→ INSTRUCTIONS TO FOLLOW: Provide the records once more, identical to the original.

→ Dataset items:
════════

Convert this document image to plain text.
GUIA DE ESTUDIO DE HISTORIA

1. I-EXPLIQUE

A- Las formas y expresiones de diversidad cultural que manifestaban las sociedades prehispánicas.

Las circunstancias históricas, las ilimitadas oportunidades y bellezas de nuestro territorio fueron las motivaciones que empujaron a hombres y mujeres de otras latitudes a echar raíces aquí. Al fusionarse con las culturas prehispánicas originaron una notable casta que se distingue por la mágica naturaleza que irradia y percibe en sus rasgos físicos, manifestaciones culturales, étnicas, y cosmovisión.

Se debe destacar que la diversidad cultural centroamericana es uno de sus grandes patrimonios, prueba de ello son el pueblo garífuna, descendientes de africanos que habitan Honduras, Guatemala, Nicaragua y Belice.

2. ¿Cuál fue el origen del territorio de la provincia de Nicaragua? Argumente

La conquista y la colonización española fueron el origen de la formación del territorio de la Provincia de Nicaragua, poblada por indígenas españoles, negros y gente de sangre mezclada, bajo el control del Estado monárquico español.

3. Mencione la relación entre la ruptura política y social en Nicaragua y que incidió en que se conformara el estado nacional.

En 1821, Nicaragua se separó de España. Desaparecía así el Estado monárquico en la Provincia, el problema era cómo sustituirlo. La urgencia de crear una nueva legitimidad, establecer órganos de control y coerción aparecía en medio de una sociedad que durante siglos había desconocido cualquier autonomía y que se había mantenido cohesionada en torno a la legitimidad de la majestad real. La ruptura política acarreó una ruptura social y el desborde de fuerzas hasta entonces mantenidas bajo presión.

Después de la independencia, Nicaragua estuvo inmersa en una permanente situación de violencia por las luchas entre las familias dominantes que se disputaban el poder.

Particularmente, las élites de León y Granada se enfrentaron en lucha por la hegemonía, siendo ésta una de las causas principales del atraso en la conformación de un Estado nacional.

════════

→ THE COMPLETED TASK:
Convert this document image to plain text.
GUIA DE ESTUDIO DE HISTORIA

1. I-EXPLIQUE

A- Las formas y expresiones de diversidad cultural que manifestaban las sociedades prehispánicas.

Las circunstancias históricas, las ilimitadas oportunidades y bellezas de nuestro territorio fueron las motivaciones que empujaron a hombres y mujeres de otras latitudes a echar raíces aquí. Al fusionarse con las culturas prehispánicas originaron una notable casta que se distingue por la mágica naturaleza que irradia y percibe en sus rasgos físicos, manifestaciones culturales, étnicas, y cosmovisión.

Se debe destacar que la diversidad cultural centroamericana es uno de sus grandes patrimonios, prueba de ello son el pueblo garífuna, descendientes de africanos que habitan Honduras, Guatemala, Nicaragua y Belice.

2. ¿Cuál fue el origen del territorio de la provincia de Nicaragua? Argumente

La conquista y la colonización española fueron el origen de la formación del territorio de la Provincia de Nicaragua, poblada por indígenas españoles, negros y gente de sangre mezclada, bajo el control del Estado monárquico español.

3. Mencione la relación entre la ruptura política y social en Nicaragua y que incidió en que se conformara el estado nacional.

En 1821, Nicaragua se separó de España. Desaparecía así el Estado monárquico en la Provincia, el problema era cómo sustituirlo. La urgencia de crear una nueva legitimidad, establecer órganos de control y coerción aparecía en medio de una sociedad que durante siglos había desconocido cualquier autonomía y que se había mantenido cohesionada en torno a la legitimidad de la majestad real. La ruptura política acarreó una ruptura social y el desborde de fuerzas hasta entonces mantenidas bajo presión.

Después de la independencia, Nicaragua estuvo inmersa en una permanente situación de violencia por las luchas entre las familias dominantes que se disputaban el poder.

Particularmente, las élites de León y Granada se enfrentaron en lucha por la hegemonía, siendo ésta una de las causas principales del atraso en la conformación de un Estado nacional.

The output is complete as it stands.